◆ **Description of the task**
Would you quote every entry exactly, dropping only the pictures?

↓↓↓

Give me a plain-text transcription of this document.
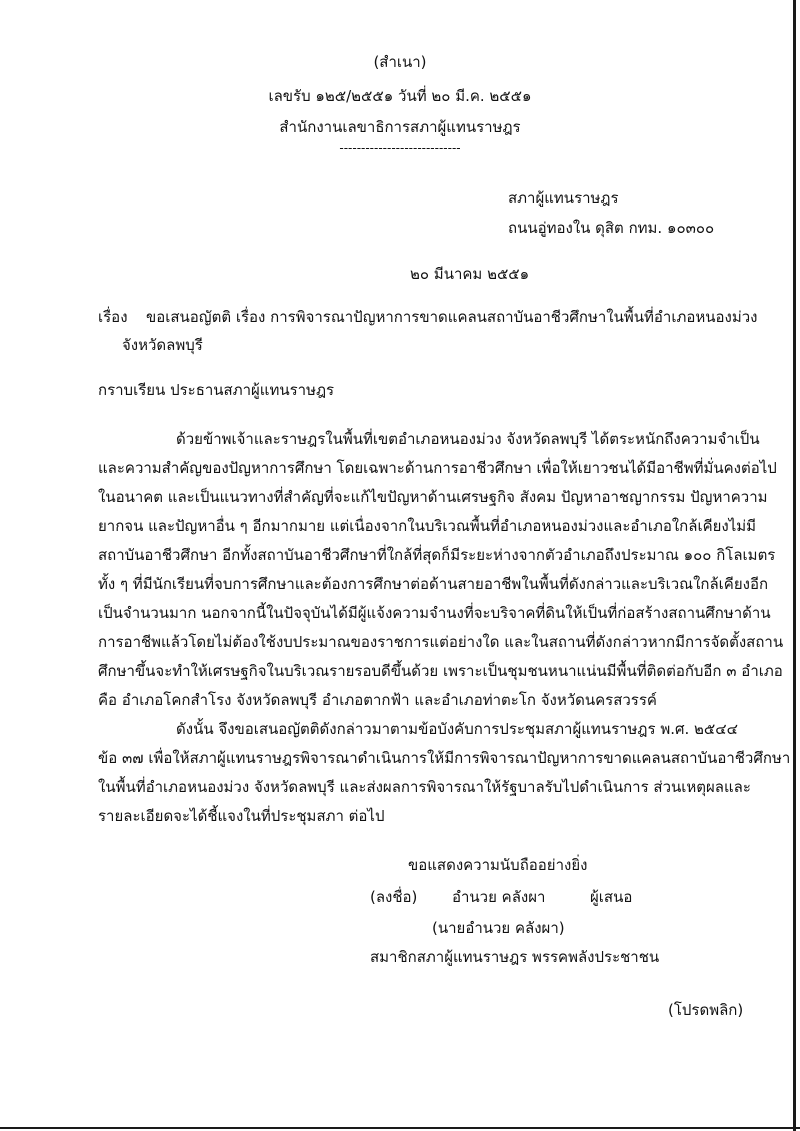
(สำเนา)
เลขรับ ๑๒๕/๒๕๕๑ วันที่ ๒๐ มี.ค. ๒๕๕๑
สำนักงานเลขาธิการสภาผู้แทนราษฎร
----------------------------
สภาผู้แทนราษฎร
ถนนอู่ทองใน ดุสิต กทม. ๑๐๓๐๐
๒๐ มีนาคม ๒๕๕๑
เรื่อง ขอเสนอญัตติ เรื่อง การพิจารณาปัญหาการขาดแคลนสถาบันอาชีวศึกษาในพื้นที่อำเภอหนองม่วง
จังหวัดลพบุรี
กราบเรียน ประธานสภาผู้แทนราษฎร
ด้วยข้าพเจ้าและราษฎรในพื้นที่เขตอำเภอหนองม่วง จังหวัดลพบุรี ได้ตระหนักถึงความจำเป็น
และความสำคัญของปัญหาการศึกษา โดยเฉพาะด้านการอาชีวศึกษา เพื่อให้เยาวชนได้มีอาชีพที่มั่นคงต่อไป
ในอนาคต และเป็นแนวทางที่สำคัญที่จะแก้ไขปัญหาด้านเศรษฐกิจ สังคม ปัญหาอาชญากรรม ปัญหาความ
ยากจน และปัญหาอื่น ๆ อีกมากมาย แต่เนื่องจากในบริเวณพื้นที่อำเภอหนองม่วงและอำเภอใกล้เคียงไม่มี
สถาบันอาชีวศึกษา อีกทั้งสถาบันอาชีวศึกษาที่ใกล้ที่สุดก็มีระยะห่างจากตัวอำเภอถึงประมาณ ๑๐๐ กิโลเมตร
ทั้ง ๆ ที่มีนักเรียนที่จบการศึกษาและต้องการศึกษาต่อด้านสายอาชีพในพื้นที่ดังกล่าวและบริเวณใกล้เคียงอีก
เป็นจำนวนมาก นอกจากนี้ในปัจจุบันได้มีผู้แจ้งความจำนงที่จะบริจาคที่ดินให้เป็นที่ก่อสร้างสถานศึกษาด้าน
การอาชีพแล้วโดยไม่ต้องใช้งบประมาณของราชการแต่อย่างใด และในสถานที่ดังกล่าวหากมีการจัดตั้งสถาน
ศึกษาขึ้นจะทำให้เศรษฐกิจในบริเวณรายรอบดีขึ้นด้วย เพราะเป็นชุมชนหนาแน่นมีพื้นที่ติดต่อกับอีก ๓ อำเภอ
คือ อำเภอโคกสำโรง จังหวัดลพบุรี อำเภอตากฟ้า และอำเภอท่าตะโก จังหวัดนครสวรรค์
ดังนั้น จึงขอเสนอญัตติดังกล่าวมาตามข้อบังคับการประชุมสภาผู้แทนราษฎร พ.ศ. ๒๕๔๔
ข้อ ๓๗ เพื่อให้สภาผู้แทนราษฎรพิจารณาดำเนินการให้มีการพิจารณาปัญหาการขาดแคลนสถาบันอาชีวศึกษา
ในพื้นที่อำเภอหนองม่วง จังหวัดลพบุรี และส่งผลการพิจารณาให้รัฐบาลรับไปดำเนินการ ส่วนเหตุผลและ
รายละเอียดจะได้ชี้แจงในที่ประชุมสภา ต่อไป
ขอแสดงความนับถืออย่างยิ่ง
(ลงชื่อ) อำนวย คลังผา	ผู้เสนอ
(นายอำนวย คลังผา)
สมาชิกสภาผู้แทนราษฎร พรรคพลังประชาชน
(โปรดพลิก)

↑↑↑

◆ **Answer for this exercise**
Give me a plain-text transcription of this document.
(สำเนา)
เลขรับ ๑๒๕/๒๕๕๑ วันที่ ๒๐ มี.ค. ๒๕๕๑
สำนักงานเลขาธิการสภาผู้แทนราษฎร
----------------------------
สภาผู้แทนราษฎร
ถนนอู่ทองใน ดุสิต กทม. ๑๐๓๐๐
๒๐ มีนาคม ๒๕๕๑
เรื่อง ขอเสนอญัตติ เรื่อง การพิจารณาปัญหาการขาดแคลนสถาบันอาชีวศึกษาในพื้นที่อำเภอหนองม่วง
จังหวัดลพบุรี
กราบเรียน ประธานสภาผู้แทนราษฎร
ด้วยข้าพเจ้าและราษฎรในพื้นที่เขตอำเภอหนองม่วง จังหวัดลพบุรี ได้ตระหนักถึงความจำเป็น
และความสำคัญของปัญหาการศึกษา โดยเฉพาะด้านการอาชีวศึกษา เพื่อให้เยาวชนได้มีอาชีพที่มั่นคงต่อไป
ในอนาคต และเป็นแนวทางที่สำคัญที่จะแก้ไขปัญหาด้านเศรษฐกิจ สังคม ปัญหาอาชญากรรม ปัญหาความ
ยากจน และปัญหาอื่น ๆ อีกมากมาย แต่เนื่องจากในบริเวณพื้นที่อำเภอหนองม่วงและอำเภอใกล้เคียงไม่มี
สถาบันอาชีวศึกษา อีกทั้งสถาบันอาชีวศึกษาที่ใกล้ที่สุดก็มีระยะห่างจากตัวอำเภอถึงประมาณ ๑๐๐ กิโลเมตร
ทั้ง ๆ ที่มีนักเรียนที่จบการศึกษาและต้องการศึกษาต่อด้านสายอาชีพในพื้นที่ดังกล่าวและบริเวณใกล้เคียงอีก
เป็นจำนวนมาก นอกจากนี้ในปัจจุบันได้มีผู้แจ้งความจำนงที่จะบริจาคที่ดินให้เป็นที่ก่อสร้างสถานศึกษาด้าน
การอาชีพแล้วโดยไม่ต้องใช้งบประมาณของราชการแต่อย่างใด และในสถานที่ดังกล่าวหากมีการจัดตั้งสถาน
ศึกษาขึ้นจะทำให้เศรษฐกิจในบริเวณรายรอบดีขึ้นด้วย เพราะเป็นชุมชนหนาแน่นมีพื้นที่ติดต่อกับอีก ๓ อำเภอ
คือ อำเภอโคกสำโรง จังหวัดลพบุรี อำเภอตากฟ้า และอำเภอท่าตะโก จังหวัดนครสวรรค์
ดังนั้น จึงขอเสนอญัตติดังกล่าวมาตามข้อบังคับการประชุมสภาผู้แทนราษฎร พ.ศ. ๒๕๔๔
ข้อ ๓๗ เพื่อให้สภาผู้แทนราษฎรพิจารณาดำเนินการให้มีการพิจารณาปัญหาการขาดแคลนสถาบันอาชีวศึกษา
ในพื้นที่อำเภอหนองม่วง จังหวัดลพบุรี และส่งผลการพิจารณาให้รัฐบาลรับไปดำเนินการ ส่วนเหตุผลและ
รายละเอียดจะได้ชี้แจงในที่ประชุมสภา ต่อไป
ขอแสดงความนับถืออย่างยิ่ง
(ลงชื่อ) อำนวย คลังผา	ผู้เสนอ
(นายอำนวย คลังผา)
สมาชิกสภาผู้แทนราษฎร พรรคพลังประชาชน
(โปรดพลิก)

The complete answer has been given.